##### SUPPLIED MATERIAL
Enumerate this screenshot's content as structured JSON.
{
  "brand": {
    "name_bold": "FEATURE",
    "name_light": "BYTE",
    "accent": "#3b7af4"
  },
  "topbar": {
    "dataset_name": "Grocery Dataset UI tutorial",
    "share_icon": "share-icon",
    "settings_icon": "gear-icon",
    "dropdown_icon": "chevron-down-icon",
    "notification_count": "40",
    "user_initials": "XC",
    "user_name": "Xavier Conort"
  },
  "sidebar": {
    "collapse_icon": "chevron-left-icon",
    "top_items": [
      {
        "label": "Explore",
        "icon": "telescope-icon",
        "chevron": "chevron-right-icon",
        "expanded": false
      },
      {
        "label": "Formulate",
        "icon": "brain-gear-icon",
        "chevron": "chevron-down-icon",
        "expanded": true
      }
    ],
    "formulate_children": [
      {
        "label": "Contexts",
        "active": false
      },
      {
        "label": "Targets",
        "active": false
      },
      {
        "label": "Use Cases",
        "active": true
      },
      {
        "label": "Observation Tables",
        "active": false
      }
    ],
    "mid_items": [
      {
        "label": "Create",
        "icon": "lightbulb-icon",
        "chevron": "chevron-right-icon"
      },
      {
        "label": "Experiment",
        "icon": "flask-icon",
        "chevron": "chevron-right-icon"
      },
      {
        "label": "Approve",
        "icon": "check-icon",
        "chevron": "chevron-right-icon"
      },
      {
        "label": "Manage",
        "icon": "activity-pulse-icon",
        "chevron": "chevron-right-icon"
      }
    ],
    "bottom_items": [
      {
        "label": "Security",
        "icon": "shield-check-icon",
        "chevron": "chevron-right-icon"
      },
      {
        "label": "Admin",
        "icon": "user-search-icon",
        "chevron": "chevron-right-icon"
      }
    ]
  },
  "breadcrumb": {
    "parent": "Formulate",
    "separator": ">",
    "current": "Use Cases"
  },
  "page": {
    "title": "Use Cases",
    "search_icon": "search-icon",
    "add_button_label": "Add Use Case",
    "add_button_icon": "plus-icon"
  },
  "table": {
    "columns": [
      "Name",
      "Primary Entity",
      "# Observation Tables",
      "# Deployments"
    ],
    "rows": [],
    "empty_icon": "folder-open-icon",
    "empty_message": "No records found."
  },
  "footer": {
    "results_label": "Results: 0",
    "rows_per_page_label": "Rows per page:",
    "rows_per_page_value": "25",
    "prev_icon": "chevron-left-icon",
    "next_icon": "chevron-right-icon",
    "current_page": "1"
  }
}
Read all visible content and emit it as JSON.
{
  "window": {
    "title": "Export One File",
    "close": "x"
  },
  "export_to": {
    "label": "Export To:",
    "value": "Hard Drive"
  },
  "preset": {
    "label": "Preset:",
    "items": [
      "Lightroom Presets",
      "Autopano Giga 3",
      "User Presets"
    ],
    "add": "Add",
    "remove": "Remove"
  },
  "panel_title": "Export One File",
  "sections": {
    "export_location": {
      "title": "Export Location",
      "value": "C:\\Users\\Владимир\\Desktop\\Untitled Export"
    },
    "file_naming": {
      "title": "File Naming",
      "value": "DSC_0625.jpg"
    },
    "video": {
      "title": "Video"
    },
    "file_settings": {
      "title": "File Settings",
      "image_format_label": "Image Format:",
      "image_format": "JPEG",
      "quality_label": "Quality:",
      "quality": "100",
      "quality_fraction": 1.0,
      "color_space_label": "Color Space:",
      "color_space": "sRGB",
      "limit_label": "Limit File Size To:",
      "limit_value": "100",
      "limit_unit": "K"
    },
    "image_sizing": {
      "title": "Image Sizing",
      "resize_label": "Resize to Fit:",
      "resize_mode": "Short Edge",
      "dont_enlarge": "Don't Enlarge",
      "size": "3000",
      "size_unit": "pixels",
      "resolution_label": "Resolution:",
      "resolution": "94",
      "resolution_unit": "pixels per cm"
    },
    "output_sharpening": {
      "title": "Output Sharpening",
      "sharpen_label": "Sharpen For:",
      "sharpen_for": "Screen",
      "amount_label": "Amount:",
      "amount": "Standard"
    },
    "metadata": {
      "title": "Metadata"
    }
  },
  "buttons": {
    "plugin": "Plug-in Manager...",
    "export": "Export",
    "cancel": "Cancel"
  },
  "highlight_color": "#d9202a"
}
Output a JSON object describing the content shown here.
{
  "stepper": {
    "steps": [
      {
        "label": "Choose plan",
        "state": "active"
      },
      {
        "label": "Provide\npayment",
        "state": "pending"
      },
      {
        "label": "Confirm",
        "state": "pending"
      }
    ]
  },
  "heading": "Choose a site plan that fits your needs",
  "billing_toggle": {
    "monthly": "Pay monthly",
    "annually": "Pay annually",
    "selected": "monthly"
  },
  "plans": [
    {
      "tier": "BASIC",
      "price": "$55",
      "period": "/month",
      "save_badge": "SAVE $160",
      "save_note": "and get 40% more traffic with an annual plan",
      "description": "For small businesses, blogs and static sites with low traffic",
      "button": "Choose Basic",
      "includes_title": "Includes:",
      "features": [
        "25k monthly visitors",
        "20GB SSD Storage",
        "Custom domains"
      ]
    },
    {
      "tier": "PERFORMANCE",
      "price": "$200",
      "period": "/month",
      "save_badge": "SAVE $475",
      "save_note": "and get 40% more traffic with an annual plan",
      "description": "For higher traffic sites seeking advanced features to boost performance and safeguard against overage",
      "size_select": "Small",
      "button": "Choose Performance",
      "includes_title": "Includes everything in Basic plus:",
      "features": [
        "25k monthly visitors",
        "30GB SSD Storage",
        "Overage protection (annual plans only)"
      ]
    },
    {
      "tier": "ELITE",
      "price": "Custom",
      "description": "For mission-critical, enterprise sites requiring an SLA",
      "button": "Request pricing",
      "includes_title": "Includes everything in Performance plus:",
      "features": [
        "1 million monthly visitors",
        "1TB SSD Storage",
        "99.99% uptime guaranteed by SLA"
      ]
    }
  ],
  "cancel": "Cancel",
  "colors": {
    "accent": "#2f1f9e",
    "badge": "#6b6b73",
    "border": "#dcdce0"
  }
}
##########
Tally the lines of the listing above that include the word "pixels". Answer with the number alone.

**SOLUTION**
2